**Supplied information**
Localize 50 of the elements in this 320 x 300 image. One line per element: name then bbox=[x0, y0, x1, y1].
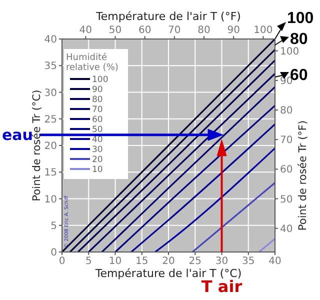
legend-label: 100 bbox=[92, 75, 108, 85]
legend-label: 80 bbox=[92, 95, 103, 105]
legend-label: 10 bbox=[92, 165, 103, 175]
text: eau bbox=[2, 126, 33, 144]
text: 80 bbox=[290, 31, 308, 48]
x-tick-label: 40 bbox=[268, 256, 282, 267]
legend-label: 40 bbox=[92, 135, 103, 145]
x2-tick-label: 100 bbox=[254, 25, 273, 36]
y2-tick-label: 40 bbox=[280, 224, 293, 235]
y2-axis-title: Point de rosée Tr (°F) bbox=[297, 120, 309, 231]
y2-tick-label: 70 bbox=[280, 135, 293, 146]
y-tick-label: 0 bbox=[50, 248, 57, 258]
y-tick-label: 15 bbox=[44, 168, 57, 179]
x-tick-label: 10 bbox=[108, 256, 122, 267]
y-tick-label: 40 bbox=[44, 34, 57, 46]
x-tick-label: 35 bbox=[242, 256, 255, 267]
x-tick-label: 0 bbox=[58, 256, 66, 267]
x-axis-title: Température de l'air T (°C) bbox=[94, 267, 242, 280]
x-tick-label: 30 bbox=[215, 256, 228, 267]
x2-tick-label: 50 bbox=[108, 25, 122, 36]
y-tick-label: 5 bbox=[50, 220, 57, 232]
text: 100 bbox=[287, 10, 314, 27]
legend-label: 60 bbox=[92, 115, 103, 125]
x2-tick-label: 80 bbox=[198, 25, 210, 36]
x2-axis-title: Température de l'air T (°F) bbox=[95, 10, 241, 23]
y2-tick-label: 50 bbox=[280, 194, 293, 206]
x2-tick-label: 70 bbox=[168, 25, 181, 36]
legend-label: 70 bbox=[92, 105, 103, 115]
y-tick-label: 30 bbox=[44, 88, 57, 99]
y-axis-title: Point de rosée Tr (°C) bbox=[31, 90, 43, 202]
y2-tick-label: 80 bbox=[280, 106, 293, 116]
x-tick-label: 15 bbox=[136, 256, 148, 267]
y2-tick-label: 100 bbox=[280, 46, 300, 58]
x2-tick-label: 90 bbox=[227, 25, 240, 36]
x-tick-label: 20 bbox=[162, 256, 175, 267]
text: T air bbox=[201, 277, 242, 296]
legend-title: Humidité relative (%) bbox=[66, 52, 118, 73]
y-tick-label: 10 bbox=[44, 194, 57, 206]
x2-tick-label: 60 bbox=[138, 25, 152, 36]
x2-tick-label: 40 bbox=[79, 25, 92, 36]
y2-tick-label: 60 bbox=[280, 164, 293, 176]
legend-label: 30 bbox=[92, 145, 103, 155]
y-tick-label: 25 bbox=[44, 114, 57, 126]
x-tick-label: 25 bbox=[188, 256, 202, 267]
y-tick-label: 35 bbox=[44, 61, 57, 72]
legend-label: 90 bbox=[92, 85, 103, 95]
x-tick-label: 5 bbox=[85, 256, 92, 267]
legend-label: 50 bbox=[92, 125, 103, 135]
y-tick-label: 20 bbox=[44, 141, 57, 152]
legend-label: 20 bbox=[92, 155, 103, 165]
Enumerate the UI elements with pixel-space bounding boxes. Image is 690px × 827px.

**Problem requirements**
Put every line above into a JSON list of strings, one string per line, with blank lines skipped and the pictures left out.

**Response to the exercise**
[
  "Localize 50 of the elements in this 320 x 300 image. One line per element: name then bbox=[x0, y0, x1, y1].",
  "legend-label: 100 bbox=[92, 75, 108, 85]",
  "legend-label: 80 bbox=[92, 95, 103, 105]",
  "legend-label: 10 bbox=[92, 165, 103, 175]",
  "text: eau bbox=[2, 126, 33, 144]",
  "text: 80 bbox=[290, 31, 308, 48]",
  "x-tick-label: 40 bbox=[268, 256, 282, 267]",
  "legend-label: 40 bbox=[92, 135, 103, 145]",
  "x2-tick-label: 100 bbox=[254, 25, 273, 36]",
  "y2-tick-label: 40 bbox=[280, 224, 293, 235]",
  "y2-axis-title: Point de rosée Tr (°F) bbox=[297, 120, 309, 231]",
  "y2-tick-label: 70 bbox=[280, 135, 293, 146]",
  "y-tick-label: 0 bbox=[50, 248, 57, 258]",
  "y-tick-label: 15 bbox=[44, 168, 57, 179]",
  "x-tick-label: 10 bbox=[108, 256, 122, 267]",
  "y-tick-label: 40 bbox=[44, 34, 57, 46]",
  "x-tick-label: 35 bbox=[242, 256, 255, 267]",
  "x-tick-label: 0 bbox=[58, 256, 66, 267]",
  "x-axis-title: Température de l'air T (°C) bbox=[94, 267, 242, 280]",
  "x-tick-label: 30 bbox=[215, 256, 228, 267]",
  "x2-tick-label: 50 bbox=[108, 25, 122, 36]",
  "y-tick-label: 5 bbox=[50, 220, 57, 232]",
  "text: 100 bbox=[287, 10, 314, 27]",
  "legend-label: 60 bbox=[92, 115, 103, 125]",
  "x2-tick-label: 80 bbox=[198, 25, 210, 36]",
  "x2-axis-title: Température de l'air T (°F) bbox=[95, 10, 241, 23]",
  "y2-tick-label: 50 bbox=[280, 194, 293, 206]",
  "x2-tick-label: 70 bbox=[168, 25, 181, 36]",
  "legend-label: 70 bbox=[92, 105, 103, 115]",
  "y-tick-label: 30 bbox=[44, 88, 57, 99]",
  "y-axis-title: Point de rosée Tr (°C) bbox=[31, 90, 43, 202]",
  "y2-tick-label: 80 bbox=[280, 106, 293, 116]",
  "x-tick-label: 15 bbox=[136, 256, 148, 267]",
  "y2-tick-label: 100 bbox=[280, 46, 300, 58]",
  "x2-tick-label: 90 bbox=[227, 25, 240, 36]",
  "x-tick-label: 20 bbox=[162, 256, 175, 267]",
  "text: T air bbox=[201, 277, 242, 296]",
  "legend-title: Humidité relative (%) bbox=[66, 52, 118, 73]",
  "y-tick-label: 10 bbox=[44, 194, 57, 206]",
  "x2-tick-label: 60 bbox=[138, 25, 152, 36]",
  "x2-tick-label: 40 bbox=[79, 25, 92, 36]",
  "y2-tick-label: 60 bbox=[280, 164, 293, 176]",
  "legend-label: 30 bbox=[92, 145, 103, 155]",
  "y-tick-label: 25 bbox=[44, 114, 57, 126]",
  "x-tick-label: 25 bbox=[188, 256, 202, 267]",
  "y-tick-label: 35 bbox=[44, 61, 57, 72]",
  "legend-label: 90 bbox=[92, 85, 103, 95]",
  "x-tick-label: 5 bbox=[85, 256, 92, 267]",
  "legend-label: 50 bbox=[92, 125, 103, 135]",
  "y-tick-label: 20 bbox=[44, 141, 57, 152]",
  "legend-label: 20 bbox=[92, 155, 103, 165]",
  "Enumerate the UI elements with pixel-space bounding boxes. Image is 690px × 827px."
]